## Start Data shown

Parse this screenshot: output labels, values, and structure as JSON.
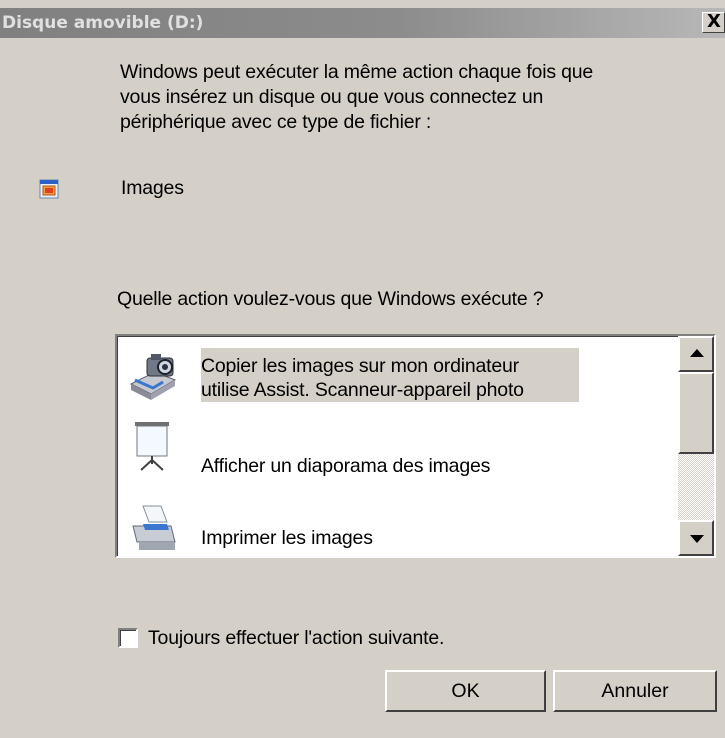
{
  "window": {
    "title": "Disque amovible (D:)",
    "close_label": "X"
  },
  "intro": [
    "Windows peut exécuter la même action chaque fois que",
    "vous insérez un disque ou que vous connectez un",
    "périphérique avec ce type de fichier :"
  ],
  "content_type": {
    "label": "Images",
    "icon": "image-file-icon"
  },
  "question": "Quelle action voulez-vous que Windows exécute ?",
  "actions": [
    {
      "title": "Copier les images sur mon ordinateur",
      "subtitle": "utilise Assist. Scanneur-appareil photo",
      "icon": "camera-copy-icon",
      "selected": true
    },
    {
      "title": "Afficher un diaporama des images",
      "subtitle": "",
      "icon": "slideshow-screen-icon",
      "selected": false
    },
    {
      "title": "Imprimer les images",
      "subtitle": "",
      "icon": "printer-icon",
      "selected": false
    }
  ],
  "always_checkbox": {
    "label": "Toujours effectuer l'action suivante.",
    "checked": false
  },
  "buttons": {
    "ok": "OK",
    "cancel": "Annuler"
  }
}
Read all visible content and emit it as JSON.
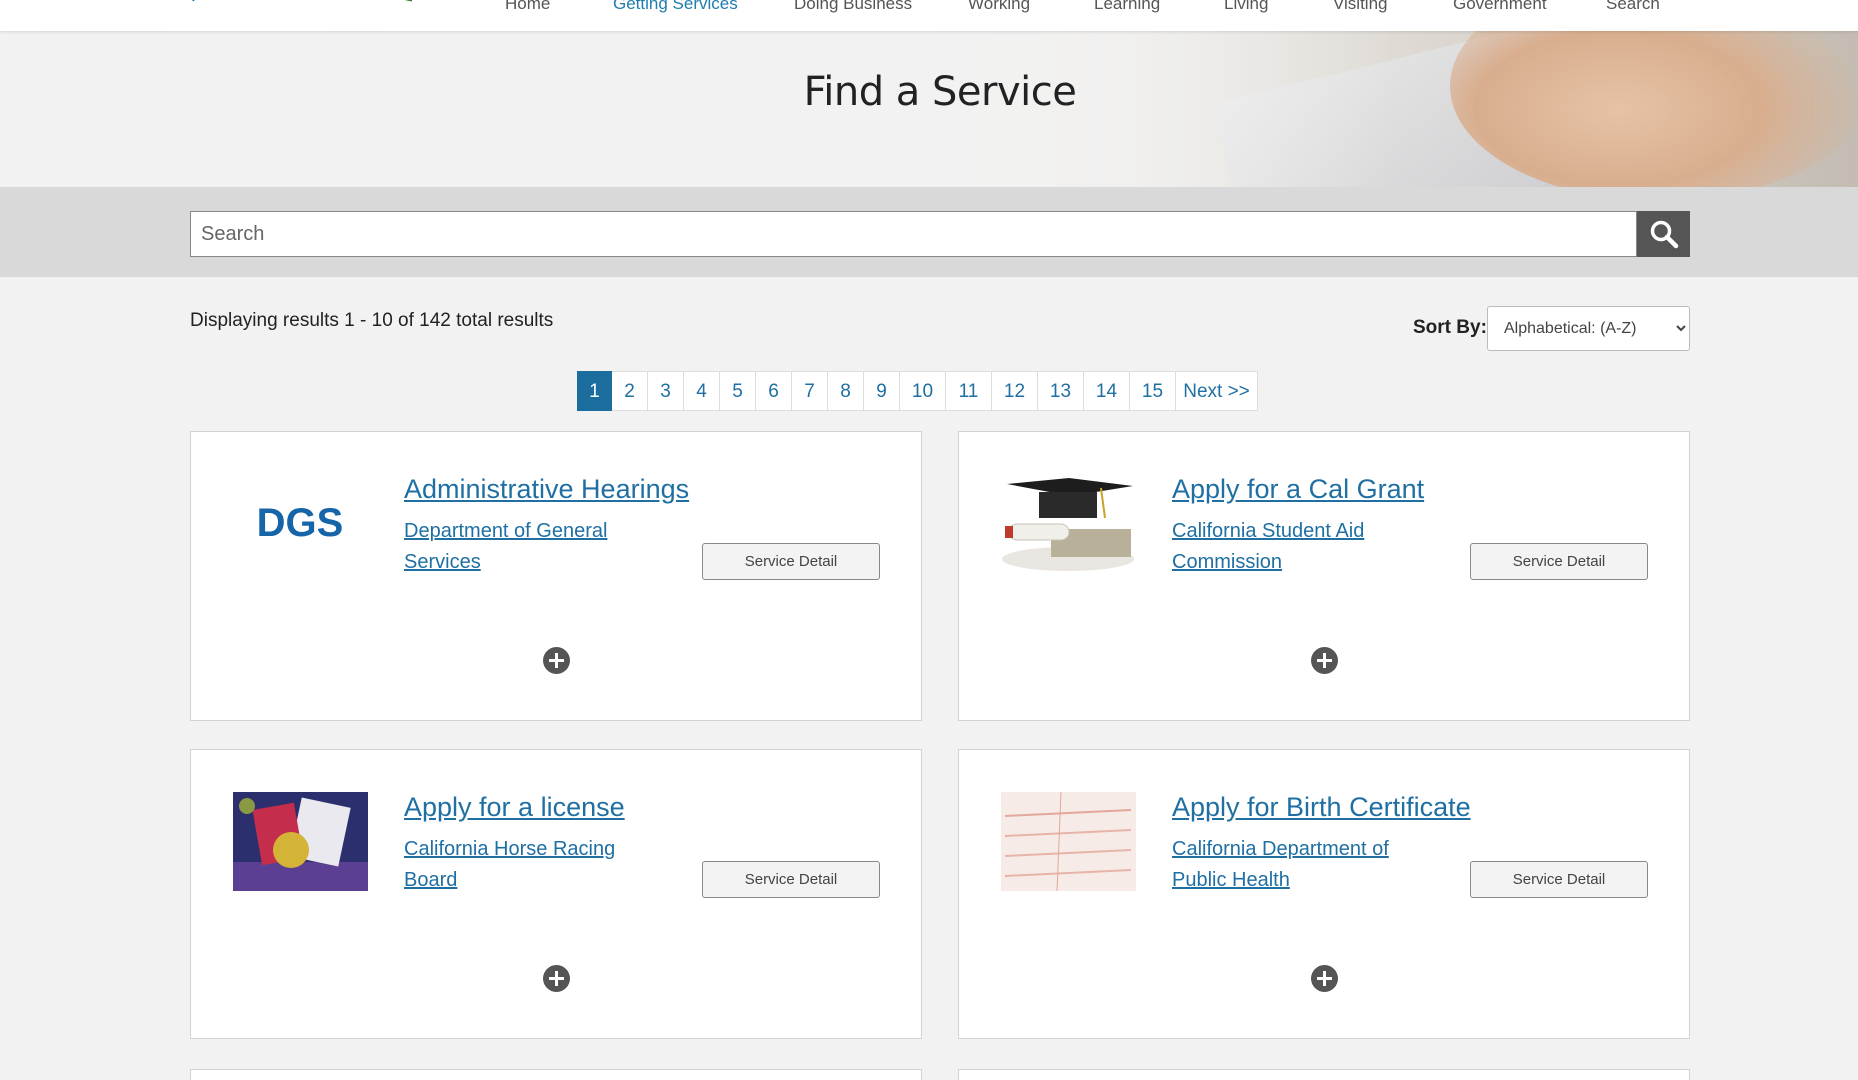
{
  "nav": {
    "items": [
      {
        "label": "Home",
        "active": false
      },
      {
        "label": "Getting Services",
        "active": true
      },
      {
        "label": "Doing Business",
        "active": false
      },
      {
        "label": "Working",
        "active": false
      },
      {
        "label": "Learning",
        "active": false
      },
      {
        "label": "Living",
        "active": false
      },
      {
        "label": "Visiting",
        "active": false
      },
      {
        "label": "Government",
        "active": false
      },
      {
        "label": "Search",
        "active": false
      }
    ]
  },
  "hero": {
    "title": "Find a Service"
  },
  "search": {
    "placeholder": "Search"
  },
  "results": {
    "summary": "Displaying results 1 - 10 of 142 total results"
  },
  "sort": {
    "label": "Sort By:",
    "selected": "Alphabetical: (A-Z)"
  },
  "pagination": {
    "pages": [
      "1",
      "2",
      "3",
      "4",
      "5",
      "6",
      "7",
      "8",
      "9",
      "10",
      "11",
      "12",
      "13",
      "14",
      "15"
    ],
    "current": "1",
    "next_label": "Next >>"
  },
  "services": [
    {
      "title": "Administrative Hearings",
      "agency": "Department of General Services",
      "button": "Service Detail",
      "image": "dgs-logo",
      "logo_text": "DGS"
    },
    {
      "title": "Apply for a Cal Grant",
      "agency": "California Student Aid Commission",
      "button": "Service Detail",
      "image": "graduation-cap-photo"
    },
    {
      "title": "Apply for a license",
      "agency": "California Horse Racing Board",
      "button": "Service Detail",
      "image": "license-photo"
    },
    {
      "title": "Apply for Birth Certificate",
      "agency": "California Department of Public Health",
      "button": "Service Detail",
      "image": "birth-certificate-photo"
    }
  ],
  "colors": {
    "link": "#1f6fa3",
    "active_page": "#1a6d9d",
    "nav_active": "#1f7cae",
    "search_button": "#555555"
  }
}
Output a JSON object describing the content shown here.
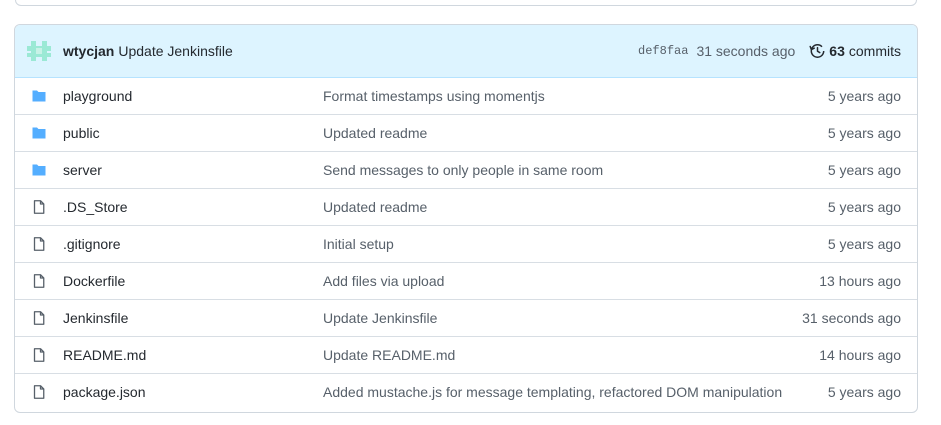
{
  "latest_commit": {
    "author": "wtycjan",
    "message": "Update Jenkinsfile",
    "sha": "def8faa",
    "time": "31 seconds ago",
    "commit_count": "63",
    "commits_label": "commits"
  },
  "files": [
    {
      "type": "directory",
      "name": "playground",
      "message": "Format timestamps using momentjs",
      "age": "5 years ago"
    },
    {
      "type": "directory",
      "name": "public",
      "message": "Updated readme",
      "age": "5 years ago"
    },
    {
      "type": "directory",
      "name": "server",
      "message": "Send messages to only people in same room",
      "age": "5 years ago"
    },
    {
      "type": "file",
      "name": ".DS_Store",
      "message": "Updated readme",
      "age": "5 years ago"
    },
    {
      "type": "file",
      "name": ".gitignore",
      "message": "Initial setup",
      "age": "5 years ago"
    },
    {
      "type": "file",
      "name": "Dockerfile",
      "message": "Add files via upload",
      "age": "13 hours ago"
    },
    {
      "type": "file",
      "name": "Jenkinsfile",
      "message": "Update Jenkinsfile",
      "age": "31 seconds ago"
    },
    {
      "type": "file",
      "name": "README.md",
      "message": "Update README.md",
      "age": "14 hours ago"
    },
    {
      "type": "file",
      "name": "package.json",
      "message": "Added mustache.js for message templating, refactored DOM manipulation",
      "age": "5 years ago"
    }
  ],
  "colors": {
    "header_bg": "#ddf4ff",
    "folder_icon": "#54aeff",
    "file_icon": "#57606a",
    "avatar": "#9be9d5"
  }
}
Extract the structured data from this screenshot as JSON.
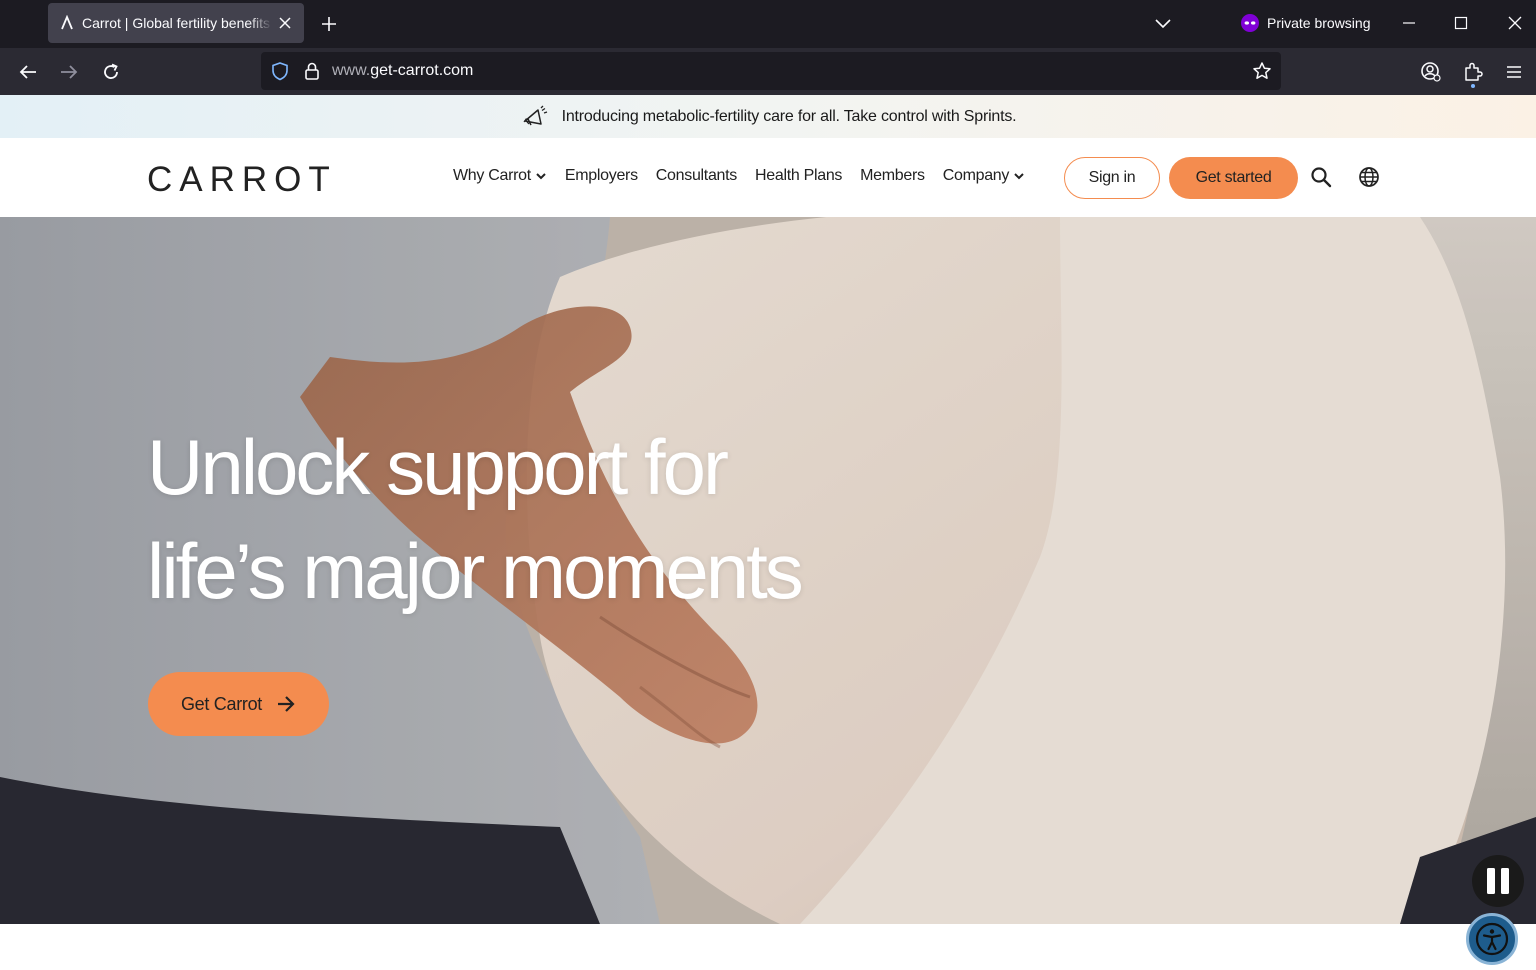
{
  "browser": {
    "tab": {
      "title": "Carrot | Global fertility benefits | Carrot",
      "favicon": "carrot-logo-icon"
    },
    "private_label": "Private browsing",
    "url": {
      "prefix": "www.",
      "domain": "get-carrot.com"
    }
  },
  "announcement": {
    "icon": "megaphone-icon",
    "text": "Introducing metabolic-fertility care for all. Take control with Sprints."
  },
  "header": {
    "logo": "CARROT",
    "nav": [
      {
        "label": "Why Carrot",
        "dropdown": true
      },
      {
        "label": "Employers",
        "dropdown": false
      },
      {
        "label": "Consultants",
        "dropdown": false
      },
      {
        "label": "Health Plans",
        "dropdown": false
      },
      {
        "label": "Members",
        "dropdown": false
      },
      {
        "label": "Company",
        "dropdown": true
      }
    ],
    "signin_label": "Sign in",
    "get_started_label": "Get started"
  },
  "hero": {
    "title_line1": "Unlock support for",
    "title_line2": "life’s major moments",
    "cta_label": "Get Carrot"
  },
  "colors": {
    "accent": "#f48c4f",
    "chrome_dark": "#1c1b22",
    "chrome_toolbar": "#2b2a33",
    "private_purple": "#8000d7"
  }
}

## End Data shown

Every line from the one containing "Extract the structured" through the end of the listing is to be copied exactly; the pictures are not.

Extract the structured data from this screenshot as JSON.
{
  "browser": {
    "tab": {
      "title": "Carrot | Global fertility benefits | Carrot",
      "favicon": "carrot-logo-icon"
    },
    "private_label": "Private browsing",
    "url": {
      "prefix": "www.",
      "domain": "get-carrot.com"
    }
  },
  "announcement": {
    "icon": "megaphone-icon",
    "text": "Introducing metabolic-fertility care for all. Take control with Sprints."
  },
  "header": {
    "logo": "CARROT",
    "nav": [
      {
        "label": "Why Carrot",
        "dropdown": true
      },
      {
        "label": "Employers",
        "dropdown": false
      },
      {
        "label": "Consultants",
        "dropdown": false
      },
      {
        "label": "Health Plans",
        "dropdown": false
      },
      {
        "label": "Members",
        "dropdown": false
      },
      {
        "label": "Company",
        "dropdown": true
      }
    ],
    "signin_label": "Sign in",
    "get_started_label": "Get started"
  },
  "hero": {
    "title_line1": "Unlock support for",
    "title_line2": "life’s major moments",
    "cta_label": "Get Carrot"
  },
  "colors": {
    "accent": "#f48c4f",
    "chrome_dark": "#1c1b22",
    "chrome_toolbar": "#2b2a33",
    "private_purple": "#8000d7"
  }
}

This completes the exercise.